DOCUMENT EXTRACT:
######

It is not intended as the public documentation for library users!
While we try to take care that the primary documentation also shared on <https://docs.rs/reedline> stays current with the behavior of the implementation and is doctested accordingly.
The internal documents may get out of sync more easily and require good will by contributors to stay up to date if systems are refactored.
## Design requirements
Reedline is currently developed as the bundled line editor for [nushell](https://github.com/nushell/nushell) but tries to remain agnostic of the actual language implementation so it can easily be used for other projects.
As the feedback loop for nushell project contributors is typically the shortest, we might implicitly favour optimizations or changes driven by nushell's requirements.
### Core requirements
With general functionality:
- Support terminals on all major platforms: Windows, macOS, Linux
- Support a variety of terminal emulators: e.g. Terminal.app on macOS, iterm2, Windows terminal, gnome-terminal (and those using its vte backend), xterm derivatives, alacritty, kitty, wezterm, and a bunch more
- Be usable despite the fact that the different platforms and terminal emulators might have restricted support for certain functionalities (core ANSI terminal support or extensions to that) or have some key events mapped to core system functions.
- Have integrations for syntax highlighting, tab completions etc. that are implemented by the using programming language/environment to provide modern comforts.
- have configurable prompts, a history, and some other goodies
- Make the keybindings configurable to some extent
- Support sufficient configuration to allow customization
- Be aware of unicode characters and display them as good as the terminal can. (Currently we only have thought of left to right text flow!)
## Goals
- don't `panic!`: as a library we should strive towards a behavior where any panic should reflect a serious bug on our side and errors that result from the reality of a system are reflected as useful result types.
- the most important thing to keep correct: Have consistent display of the currently entered line. The displayed and submitted version should not deviate!
- be a nice citizen: Don't cause display artifacts on the current screen, avoid overwriting previous output and if possible maintain consistent display in the scroll-back buffer. Hard to reach goal: handle resizes of the terminal window gracefully.

######

EXERCISE DETAILS: Write out the passage of the reedline design notes verbatim, starting at "- Have integrations" and ending at "useful result types.". The rows that follow have no connection to the reedline design notes.

######

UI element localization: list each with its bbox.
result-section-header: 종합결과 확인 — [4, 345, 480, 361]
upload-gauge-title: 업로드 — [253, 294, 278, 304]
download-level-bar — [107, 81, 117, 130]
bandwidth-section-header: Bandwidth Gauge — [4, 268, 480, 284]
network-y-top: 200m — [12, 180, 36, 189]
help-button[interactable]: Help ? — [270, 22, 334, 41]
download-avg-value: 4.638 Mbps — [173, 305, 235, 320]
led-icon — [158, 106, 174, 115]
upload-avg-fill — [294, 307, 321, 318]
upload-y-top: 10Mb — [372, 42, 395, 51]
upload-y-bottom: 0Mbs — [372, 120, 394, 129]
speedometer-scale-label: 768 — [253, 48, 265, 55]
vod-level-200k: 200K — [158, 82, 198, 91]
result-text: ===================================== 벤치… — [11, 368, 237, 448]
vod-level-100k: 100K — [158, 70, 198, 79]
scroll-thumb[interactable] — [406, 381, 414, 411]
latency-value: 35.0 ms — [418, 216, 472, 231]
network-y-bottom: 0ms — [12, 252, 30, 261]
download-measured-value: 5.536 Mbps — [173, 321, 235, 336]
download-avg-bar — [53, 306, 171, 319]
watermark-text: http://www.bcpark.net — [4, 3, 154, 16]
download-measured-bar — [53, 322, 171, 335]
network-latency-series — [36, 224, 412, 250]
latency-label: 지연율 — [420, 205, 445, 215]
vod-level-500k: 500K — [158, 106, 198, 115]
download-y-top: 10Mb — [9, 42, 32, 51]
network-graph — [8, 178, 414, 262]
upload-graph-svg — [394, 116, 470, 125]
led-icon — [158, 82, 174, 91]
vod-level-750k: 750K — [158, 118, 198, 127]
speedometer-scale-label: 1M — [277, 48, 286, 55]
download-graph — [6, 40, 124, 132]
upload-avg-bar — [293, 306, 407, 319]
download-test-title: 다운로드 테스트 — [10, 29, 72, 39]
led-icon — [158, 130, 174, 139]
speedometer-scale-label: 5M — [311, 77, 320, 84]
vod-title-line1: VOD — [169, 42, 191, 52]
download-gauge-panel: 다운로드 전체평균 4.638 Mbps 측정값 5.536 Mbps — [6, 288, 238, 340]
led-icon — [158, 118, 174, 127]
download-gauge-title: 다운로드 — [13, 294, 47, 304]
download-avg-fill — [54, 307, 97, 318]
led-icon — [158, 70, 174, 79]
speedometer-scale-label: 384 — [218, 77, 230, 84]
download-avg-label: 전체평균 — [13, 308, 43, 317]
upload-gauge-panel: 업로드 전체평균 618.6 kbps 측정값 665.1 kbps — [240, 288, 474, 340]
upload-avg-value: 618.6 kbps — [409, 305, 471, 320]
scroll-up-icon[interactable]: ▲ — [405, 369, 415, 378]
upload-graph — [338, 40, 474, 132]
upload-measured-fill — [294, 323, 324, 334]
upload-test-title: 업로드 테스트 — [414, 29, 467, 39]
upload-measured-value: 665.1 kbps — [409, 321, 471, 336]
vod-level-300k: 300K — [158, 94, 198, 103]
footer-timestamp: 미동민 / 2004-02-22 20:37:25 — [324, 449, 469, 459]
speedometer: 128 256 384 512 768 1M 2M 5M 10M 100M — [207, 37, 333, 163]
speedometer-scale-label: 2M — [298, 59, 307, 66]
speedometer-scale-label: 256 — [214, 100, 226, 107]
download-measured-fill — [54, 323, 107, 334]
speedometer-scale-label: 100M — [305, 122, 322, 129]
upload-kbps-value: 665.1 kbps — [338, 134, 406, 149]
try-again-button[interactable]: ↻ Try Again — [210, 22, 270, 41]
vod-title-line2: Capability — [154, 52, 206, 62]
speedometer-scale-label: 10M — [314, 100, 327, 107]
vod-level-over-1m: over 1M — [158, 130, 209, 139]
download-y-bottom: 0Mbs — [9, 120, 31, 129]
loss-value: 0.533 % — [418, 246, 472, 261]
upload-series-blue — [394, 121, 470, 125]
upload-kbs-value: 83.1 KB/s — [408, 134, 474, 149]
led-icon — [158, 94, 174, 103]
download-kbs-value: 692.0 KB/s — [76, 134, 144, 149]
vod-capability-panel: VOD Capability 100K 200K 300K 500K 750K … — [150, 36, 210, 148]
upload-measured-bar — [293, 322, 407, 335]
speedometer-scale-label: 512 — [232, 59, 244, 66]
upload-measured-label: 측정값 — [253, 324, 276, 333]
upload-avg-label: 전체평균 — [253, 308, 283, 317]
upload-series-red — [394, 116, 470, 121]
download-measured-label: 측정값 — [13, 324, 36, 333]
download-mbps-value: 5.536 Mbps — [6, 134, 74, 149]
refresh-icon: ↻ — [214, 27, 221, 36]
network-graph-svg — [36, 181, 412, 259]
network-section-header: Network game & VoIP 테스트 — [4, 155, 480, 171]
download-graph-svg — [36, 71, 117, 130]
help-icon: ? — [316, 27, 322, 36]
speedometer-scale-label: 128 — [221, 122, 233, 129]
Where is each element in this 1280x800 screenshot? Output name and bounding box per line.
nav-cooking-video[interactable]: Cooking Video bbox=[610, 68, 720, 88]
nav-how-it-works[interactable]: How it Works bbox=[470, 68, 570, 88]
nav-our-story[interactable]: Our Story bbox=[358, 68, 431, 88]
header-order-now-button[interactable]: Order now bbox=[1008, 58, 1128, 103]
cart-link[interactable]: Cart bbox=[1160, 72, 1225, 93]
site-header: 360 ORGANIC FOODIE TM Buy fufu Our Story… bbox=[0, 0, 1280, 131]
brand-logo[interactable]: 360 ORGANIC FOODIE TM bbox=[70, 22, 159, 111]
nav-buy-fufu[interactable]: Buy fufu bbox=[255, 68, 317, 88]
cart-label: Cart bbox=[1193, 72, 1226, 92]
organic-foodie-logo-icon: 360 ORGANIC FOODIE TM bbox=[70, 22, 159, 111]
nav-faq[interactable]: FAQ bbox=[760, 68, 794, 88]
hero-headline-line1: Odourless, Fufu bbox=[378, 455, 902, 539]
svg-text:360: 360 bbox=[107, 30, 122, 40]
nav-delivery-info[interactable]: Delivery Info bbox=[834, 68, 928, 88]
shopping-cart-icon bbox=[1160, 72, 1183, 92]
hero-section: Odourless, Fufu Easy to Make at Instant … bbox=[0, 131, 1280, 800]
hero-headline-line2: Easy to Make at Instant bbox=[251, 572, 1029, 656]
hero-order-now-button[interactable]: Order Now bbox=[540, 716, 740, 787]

######

SOLVED PROBLEM:
- Have integrations for syntax highlighting, tab completions etc. that are implemented by the using programming language/environment to provide modern comforts.
- have configurable prompts, a history, and some other goodies
- Make the keybindings configurable to some extent
- Support sufficient configuration to allow customization
- Be aware of unicode characters and display them as good as the terminal can. (Currently we only have thought of left to right text flow!)
## Goals
- don't `panic!`: as a library we should strive towards a behavior where any panic should reflect a serious bug on our side and errors that result from the reality of a system are reflected as useful result types.